## [Page text]
start

Maui inmates get job-search boost

By Christie Wilson
Advertiser Neighbor Island Editor

WAILUKU, Maui — With companies scrambling to find workers in an extremely tight labor market, a Wailuku job fair yesterday aimed to connect employers with an untapped resource: Maui Community Correctional Center inmates.

The event was sponsored by the BEST Reintegration Program, a division of Maui Economic Opportunity that prepares inmates for their return to the community during their last six months behind bars. The program provides housing and employment assistance, mentoring, mental health and other counseling, family reunification services and substance-abuse treatment.

Carrie Ann Shirota, director of the BEST (Being Empowered & Safe Together) program, said vocational education programs and stable employment go a long way toward reducing recidivism by instilling a sense of pride, hard work and responsibility.

A small community like Maui, with its extensive family ties, is more receptive to the idea of inmate reintegration, she said.

end

## [Task a]
In the article on Maui inmates, give the stretch from "WAILUKU, Maui —" through "and substance-abuse treatment." again, swapping "untapped resource" for "overlooked resource".
The article above and the rows that come after it are separate material.

## [Supplied material]
start

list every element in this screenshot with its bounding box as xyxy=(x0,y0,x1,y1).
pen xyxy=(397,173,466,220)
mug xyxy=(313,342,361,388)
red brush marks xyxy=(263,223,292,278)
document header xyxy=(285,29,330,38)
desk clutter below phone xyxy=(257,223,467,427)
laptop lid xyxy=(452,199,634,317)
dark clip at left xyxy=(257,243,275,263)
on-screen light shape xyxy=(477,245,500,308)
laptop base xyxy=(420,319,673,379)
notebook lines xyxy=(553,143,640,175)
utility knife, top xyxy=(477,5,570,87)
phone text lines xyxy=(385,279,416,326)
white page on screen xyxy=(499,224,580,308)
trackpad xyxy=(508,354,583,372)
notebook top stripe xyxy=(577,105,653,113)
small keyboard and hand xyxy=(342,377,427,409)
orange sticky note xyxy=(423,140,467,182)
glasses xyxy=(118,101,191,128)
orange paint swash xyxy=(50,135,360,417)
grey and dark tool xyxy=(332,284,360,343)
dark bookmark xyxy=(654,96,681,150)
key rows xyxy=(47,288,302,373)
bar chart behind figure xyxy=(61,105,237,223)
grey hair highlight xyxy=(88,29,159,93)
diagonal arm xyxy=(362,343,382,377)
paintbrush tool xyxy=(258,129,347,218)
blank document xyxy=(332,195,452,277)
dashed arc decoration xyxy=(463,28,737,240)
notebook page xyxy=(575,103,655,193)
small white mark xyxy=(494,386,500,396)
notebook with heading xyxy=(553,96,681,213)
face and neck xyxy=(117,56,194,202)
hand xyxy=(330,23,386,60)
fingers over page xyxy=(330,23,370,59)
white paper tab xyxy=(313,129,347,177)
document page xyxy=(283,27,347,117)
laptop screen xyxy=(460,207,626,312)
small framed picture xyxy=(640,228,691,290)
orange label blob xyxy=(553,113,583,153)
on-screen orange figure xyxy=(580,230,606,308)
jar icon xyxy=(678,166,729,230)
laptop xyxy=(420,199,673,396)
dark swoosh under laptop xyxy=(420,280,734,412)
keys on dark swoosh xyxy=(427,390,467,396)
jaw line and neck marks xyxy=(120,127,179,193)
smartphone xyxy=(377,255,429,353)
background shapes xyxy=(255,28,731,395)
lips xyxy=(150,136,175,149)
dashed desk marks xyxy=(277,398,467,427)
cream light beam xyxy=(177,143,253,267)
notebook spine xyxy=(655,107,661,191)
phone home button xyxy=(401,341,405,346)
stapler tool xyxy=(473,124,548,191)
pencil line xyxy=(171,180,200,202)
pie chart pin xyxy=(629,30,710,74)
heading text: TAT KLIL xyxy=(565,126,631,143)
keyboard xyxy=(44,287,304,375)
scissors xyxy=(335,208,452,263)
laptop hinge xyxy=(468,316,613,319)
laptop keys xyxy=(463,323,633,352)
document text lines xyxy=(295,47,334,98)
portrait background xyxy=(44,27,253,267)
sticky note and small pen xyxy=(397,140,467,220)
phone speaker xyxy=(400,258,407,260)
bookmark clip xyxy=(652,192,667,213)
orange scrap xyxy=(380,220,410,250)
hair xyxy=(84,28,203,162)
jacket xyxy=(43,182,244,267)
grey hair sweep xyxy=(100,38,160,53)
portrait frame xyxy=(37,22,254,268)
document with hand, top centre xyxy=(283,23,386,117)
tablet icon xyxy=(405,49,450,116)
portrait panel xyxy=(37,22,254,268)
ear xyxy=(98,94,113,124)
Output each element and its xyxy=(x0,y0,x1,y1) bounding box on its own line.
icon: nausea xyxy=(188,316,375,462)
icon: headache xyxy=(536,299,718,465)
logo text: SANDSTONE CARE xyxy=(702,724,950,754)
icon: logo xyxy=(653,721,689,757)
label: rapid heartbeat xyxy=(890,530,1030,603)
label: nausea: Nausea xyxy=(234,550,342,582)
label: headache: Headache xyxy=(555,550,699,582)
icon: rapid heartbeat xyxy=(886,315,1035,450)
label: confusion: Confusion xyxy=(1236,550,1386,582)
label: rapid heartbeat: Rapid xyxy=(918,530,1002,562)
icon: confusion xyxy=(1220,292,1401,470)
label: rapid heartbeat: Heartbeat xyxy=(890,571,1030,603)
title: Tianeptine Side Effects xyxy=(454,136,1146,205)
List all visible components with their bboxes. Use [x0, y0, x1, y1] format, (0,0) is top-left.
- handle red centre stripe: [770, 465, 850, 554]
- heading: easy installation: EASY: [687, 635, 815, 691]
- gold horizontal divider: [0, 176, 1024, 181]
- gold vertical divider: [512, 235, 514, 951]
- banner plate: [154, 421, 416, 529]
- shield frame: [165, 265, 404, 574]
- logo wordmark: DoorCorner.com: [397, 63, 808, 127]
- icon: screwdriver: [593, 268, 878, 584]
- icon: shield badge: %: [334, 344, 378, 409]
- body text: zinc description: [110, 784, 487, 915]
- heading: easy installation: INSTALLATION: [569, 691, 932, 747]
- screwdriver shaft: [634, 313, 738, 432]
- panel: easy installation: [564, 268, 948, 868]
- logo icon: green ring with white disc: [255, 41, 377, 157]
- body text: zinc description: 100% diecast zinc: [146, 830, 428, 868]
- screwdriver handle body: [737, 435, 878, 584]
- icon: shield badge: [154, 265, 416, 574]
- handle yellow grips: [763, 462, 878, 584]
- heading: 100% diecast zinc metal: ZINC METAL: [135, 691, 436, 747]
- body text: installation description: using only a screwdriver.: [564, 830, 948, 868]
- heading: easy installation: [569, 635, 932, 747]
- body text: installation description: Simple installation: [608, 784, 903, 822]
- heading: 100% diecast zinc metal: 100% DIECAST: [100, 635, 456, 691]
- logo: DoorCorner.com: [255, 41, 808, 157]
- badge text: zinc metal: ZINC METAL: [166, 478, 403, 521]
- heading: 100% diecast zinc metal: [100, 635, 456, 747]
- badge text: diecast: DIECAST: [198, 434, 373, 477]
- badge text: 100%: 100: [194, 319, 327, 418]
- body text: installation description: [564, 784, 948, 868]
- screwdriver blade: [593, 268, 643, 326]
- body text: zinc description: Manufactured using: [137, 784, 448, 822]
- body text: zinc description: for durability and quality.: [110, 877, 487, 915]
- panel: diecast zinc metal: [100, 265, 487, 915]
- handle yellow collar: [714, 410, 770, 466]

end

## [Task b]
Restate word for word the stretch of rows from the start of the rows through the row that contains "phone text lines xyxy=(385,279,416,326)", with both ends included and nothing else.

## [Expected answer a]
WAILUKU, Maui — With companies scrambling to find workers in an extremely tight labor market, a Wailuku job fair yesterday aimed to connect employers with an overlooked resource: Maui Community Correctional Center inmates.

The event was sponsored by the BEST Reintegration Program, a division of Maui Economic Opportunity that prepares inmates for their return to the community during their last six months behind bars. The program provides housing and employment assistance, mentoring, mental health and other counseling, family reunification services and substance-abuse treatment.

## [Expected answer b]
list every element in this screenshot with its bounding box as xyxy=(x0,y0,x1,y1).
pen xyxy=(397,173,466,220)
mug xyxy=(313,342,361,388)
red brush marks xyxy=(263,223,292,278)
document header xyxy=(285,29,330,38)
desk clutter below phone xyxy=(257,223,467,427)
laptop lid xyxy=(452,199,634,317)
dark clip at left xyxy=(257,243,275,263)
on-screen light shape xyxy=(477,245,500,308)
laptop base xyxy=(420,319,673,379)
notebook lines xyxy=(553,143,640,175)
utility knife, top xyxy=(477,5,570,87)
phone text lines xyxy=(385,279,416,326)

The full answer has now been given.